• **Task objective**:
Update the lines below by replacing "Idaho" with "Nevada" wherever it appears, leaving everything else unchanged.

══ Given records ══

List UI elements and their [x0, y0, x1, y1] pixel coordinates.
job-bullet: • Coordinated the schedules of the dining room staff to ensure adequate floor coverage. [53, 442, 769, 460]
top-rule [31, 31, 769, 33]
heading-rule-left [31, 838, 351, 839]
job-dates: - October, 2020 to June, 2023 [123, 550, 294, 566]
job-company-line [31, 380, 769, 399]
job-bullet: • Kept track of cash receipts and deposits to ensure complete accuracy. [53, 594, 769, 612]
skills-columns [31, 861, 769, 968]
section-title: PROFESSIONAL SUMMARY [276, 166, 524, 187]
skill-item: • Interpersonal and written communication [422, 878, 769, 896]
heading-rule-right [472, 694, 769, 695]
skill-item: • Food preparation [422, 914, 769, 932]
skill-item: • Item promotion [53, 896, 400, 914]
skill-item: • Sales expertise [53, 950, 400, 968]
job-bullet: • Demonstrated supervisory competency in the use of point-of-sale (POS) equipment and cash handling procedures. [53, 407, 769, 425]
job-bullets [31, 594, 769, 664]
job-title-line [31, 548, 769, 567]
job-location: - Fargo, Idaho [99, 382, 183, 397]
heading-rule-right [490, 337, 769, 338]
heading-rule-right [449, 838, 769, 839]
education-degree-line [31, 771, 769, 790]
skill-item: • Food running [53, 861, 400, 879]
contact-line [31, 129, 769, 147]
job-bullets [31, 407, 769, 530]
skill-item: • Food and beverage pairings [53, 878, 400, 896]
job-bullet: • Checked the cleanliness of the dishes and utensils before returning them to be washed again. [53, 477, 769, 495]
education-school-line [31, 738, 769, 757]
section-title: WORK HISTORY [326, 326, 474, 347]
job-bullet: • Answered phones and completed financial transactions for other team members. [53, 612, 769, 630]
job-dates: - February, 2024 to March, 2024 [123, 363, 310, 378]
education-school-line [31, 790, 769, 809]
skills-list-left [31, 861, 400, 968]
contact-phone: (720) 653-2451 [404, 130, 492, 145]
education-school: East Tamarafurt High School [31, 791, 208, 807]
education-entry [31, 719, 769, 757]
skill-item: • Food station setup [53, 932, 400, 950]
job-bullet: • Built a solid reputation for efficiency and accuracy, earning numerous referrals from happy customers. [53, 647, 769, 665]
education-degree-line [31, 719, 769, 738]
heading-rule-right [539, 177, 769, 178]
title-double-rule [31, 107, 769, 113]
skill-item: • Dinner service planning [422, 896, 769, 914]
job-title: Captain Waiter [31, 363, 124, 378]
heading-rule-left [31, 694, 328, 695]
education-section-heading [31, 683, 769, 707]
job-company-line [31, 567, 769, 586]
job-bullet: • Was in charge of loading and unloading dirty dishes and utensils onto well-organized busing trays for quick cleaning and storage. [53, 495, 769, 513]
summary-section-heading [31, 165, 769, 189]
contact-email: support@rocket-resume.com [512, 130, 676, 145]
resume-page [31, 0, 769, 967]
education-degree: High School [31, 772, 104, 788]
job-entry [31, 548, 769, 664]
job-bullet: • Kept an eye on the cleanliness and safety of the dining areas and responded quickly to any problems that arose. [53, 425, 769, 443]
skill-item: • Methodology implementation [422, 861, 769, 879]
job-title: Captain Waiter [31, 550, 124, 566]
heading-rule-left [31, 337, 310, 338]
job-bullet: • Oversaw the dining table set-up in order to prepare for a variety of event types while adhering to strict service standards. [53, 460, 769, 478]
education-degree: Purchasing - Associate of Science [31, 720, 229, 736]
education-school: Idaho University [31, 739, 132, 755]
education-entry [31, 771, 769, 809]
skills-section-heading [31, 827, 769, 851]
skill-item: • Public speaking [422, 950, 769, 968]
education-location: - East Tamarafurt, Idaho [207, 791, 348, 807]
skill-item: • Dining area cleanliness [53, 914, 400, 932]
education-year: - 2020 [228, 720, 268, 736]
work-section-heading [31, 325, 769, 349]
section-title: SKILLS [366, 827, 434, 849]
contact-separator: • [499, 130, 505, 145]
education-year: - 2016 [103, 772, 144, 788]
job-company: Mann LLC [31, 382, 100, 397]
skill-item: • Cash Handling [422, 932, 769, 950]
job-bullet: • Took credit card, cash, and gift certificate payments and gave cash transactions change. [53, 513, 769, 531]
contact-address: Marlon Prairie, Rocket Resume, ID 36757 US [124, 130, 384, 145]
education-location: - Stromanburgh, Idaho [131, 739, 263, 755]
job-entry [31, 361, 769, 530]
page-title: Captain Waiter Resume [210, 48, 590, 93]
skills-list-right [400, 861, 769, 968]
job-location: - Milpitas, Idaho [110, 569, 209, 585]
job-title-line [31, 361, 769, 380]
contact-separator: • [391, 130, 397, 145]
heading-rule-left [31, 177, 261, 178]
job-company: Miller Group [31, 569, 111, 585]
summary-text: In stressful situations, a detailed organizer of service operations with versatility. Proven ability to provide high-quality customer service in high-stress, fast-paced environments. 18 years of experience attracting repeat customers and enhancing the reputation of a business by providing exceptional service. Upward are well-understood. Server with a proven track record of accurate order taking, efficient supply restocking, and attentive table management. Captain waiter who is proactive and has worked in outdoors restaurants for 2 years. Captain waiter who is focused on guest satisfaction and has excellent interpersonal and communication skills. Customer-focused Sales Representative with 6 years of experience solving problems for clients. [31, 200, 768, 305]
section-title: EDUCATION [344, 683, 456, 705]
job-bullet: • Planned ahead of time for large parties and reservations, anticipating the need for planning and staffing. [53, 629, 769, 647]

═══

• **Answer to this exercise**:
List UI elements and their [x0, y0, x1, y1] pixel coordinates.
job-bullet: • Coordinated the schedules of the dining room staff to ensure adequate floor coverage. [53, 442, 769, 460]
top-rule [31, 31, 769, 33]
heading-rule-left [31, 838, 351, 839]
job-dates: - October, 2020 to June, 2023 [123, 550, 294, 566]
job-company-line [31, 380, 769, 399]
job-bullet: • Kept track of cash receipts and deposits to ensure complete accuracy. [53, 594, 769, 612]
skills-columns [31, 861, 769, 968]
section-title: PROFESSIONAL SUMMARY [276, 166, 524, 187]
skill-item: • Interpersonal and written communication [422, 878, 769, 896]
heading-rule-right [472, 694, 769, 695]
skill-item: • Food preparation [422, 914, 769, 932]
skill-item: • Item promotion [53, 896, 400, 914]
skill-item: • Sales expertise [53, 950, 400, 968]
job-bullet: • Demonstrated supervisory competency in the use of point-of-sale (POS) equipment and cash handling procedures. [53, 407, 769, 425]
job-bullets [31, 594, 769, 664]
job-title-line [31, 548, 769, 567]
job-location: - Fargo, Nevada [99, 382, 183, 397]
heading-rule-right [490, 337, 769, 338]
heading-rule-right [449, 838, 769, 839]
education-degree-line [31, 771, 769, 790]
skill-item: • Food running [53, 861, 400, 879]
contact-line [31, 129, 769, 147]
job-bullets [31, 407, 769, 530]
skill-item: • Food and beverage pairings [53, 878, 400, 896]
job-bullet: • Checked the cleanliness of the dishes and utensils before returning them to be washed again. [53, 477, 769, 495]
education-school-line [31, 738, 769, 757]
section-title: WORK HISTORY [326, 326, 474, 347]
job-bullet: • Answered phones and completed financial transactions for other team members. [53, 612, 769, 630]
job-dates: - February, 2024 to March, 2024 [123, 363, 310, 378]
education-school-line [31, 790, 769, 809]
skills-list-left [31, 861, 400, 968]
contact-phone: (720) 653-2451 [404, 130, 492, 145]
education-school: East Tamarafurt High School [31, 791, 208, 807]
education-entry [31, 719, 769, 757]
skill-item: • Food station setup [53, 932, 400, 950]
job-bullet: • Built a solid reputation for efficiency and accuracy, earning numerous referrals from happy customers. [53, 647, 769, 665]
education-degree-line [31, 719, 769, 738]
heading-rule-right [539, 177, 769, 178]
title-double-rule [31, 107, 769, 113]
skill-item: • Dinner service planning [422, 896, 769, 914]
job-title: Captain Waiter [31, 363, 124, 378]
heading-rule-left [31, 694, 328, 695]
education-section-heading [31, 683, 769, 707]
job-company-line [31, 567, 769, 586]
job-bullet: • Was in charge of loading and unloading dirty dishes and utensils onto well-organized busing trays for quick cleaning and storage. [53, 495, 769, 513]
summary-section-heading [31, 165, 769, 189]
contact-email: support@rocket-resume.com [512, 130, 676, 145]
resume-page [31, 0, 769, 967]
education-degree: High School [31, 772, 104, 788]
job-entry [31, 548, 769, 664]
job-bullet: • Kept an eye on the cleanliness and safety of the dining areas and responded quickly to any problems that arose. [53, 425, 769, 443]
skill-item: • Methodology implementation [422, 861, 769, 879]
job-title: Captain Waiter [31, 550, 124, 566]
heading-rule-left [31, 337, 310, 338]
job-bullet: • Oversaw the dining table set-up in order to prepare for a variety of event types while adhering to strict service standards. [53, 460, 769, 478]
education-degree: Purchasing - Associate of Science [31, 720, 229, 736]
education-school: Nevada University [31, 739, 132, 755]
education-entry [31, 771, 769, 809]
skills-section-heading [31, 827, 769, 851]
skill-item: • Public speaking [422, 950, 769, 968]
education-location: - East Tamarafurt, Nevada [207, 791, 348, 807]
skill-item: • Dining area cleanliness [53, 914, 400, 932]
education-year: - 2020 [228, 720, 268, 736]
work-section-heading [31, 325, 769, 349]
section-title: SKILLS [366, 827, 434, 849]
contact-separator: • [499, 130, 505, 145]
education-year: - 2016 [103, 772, 144, 788]
job-company: Mann LLC [31, 382, 100, 397]
skill-item: • Cash Handling [422, 932, 769, 950]
job-bullet: • Took credit card, cash, and gift certificate payments and gave cash transactions change. [53, 513, 769, 531]
contact-address: Marlon Prairie, Rocket Resume, ID 36757 US [124, 130, 384, 145]
education-location: - Stromanburgh, Nevada [131, 739, 263, 755]
job-entry [31, 361, 769, 530]
page-title: Captain Waiter Resume [210, 48, 590, 93]
skills-list-right [400, 861, 769, 968]
job-location: - Milpitas, Nevada [110, 569, 209, 585]
job-title-line [31, 361, 769, 380]
contact-separator: • [391, 130, 397, 145]
heading-rule-left [31, 177, 261, 178]
job-company: Miller Group [31, 569, 111, 585]
summary-text: In stressful situations, a detailed organizer of service operations with versatility. Proven ability to provide high-quality customer service in high-stress, fast-paced environments. 18 years of experience attracting repeat customers and enhancing the reputation of a business by providing exceptional service. Upward are well-understood. Server with a proven track record of accurate order taking, efficient supply restocking, and attentive table management. Captain waiter who is proactive and has worked in outdoors restaurants for 2 years. Captain waiter who is focused on guest satisfaction and has excellent interpersonal and communication skills. Customer-focused Sales Representative with 6 years of experience solving problems for clients. [31, 200, 768, 305]
section-title: EDUCATION [344, 683, 456, 705]
job-bullet: • Planned ahead of time for large parties and reservations, anticipating the need for planning and staffing. [53, 629, 769, 647]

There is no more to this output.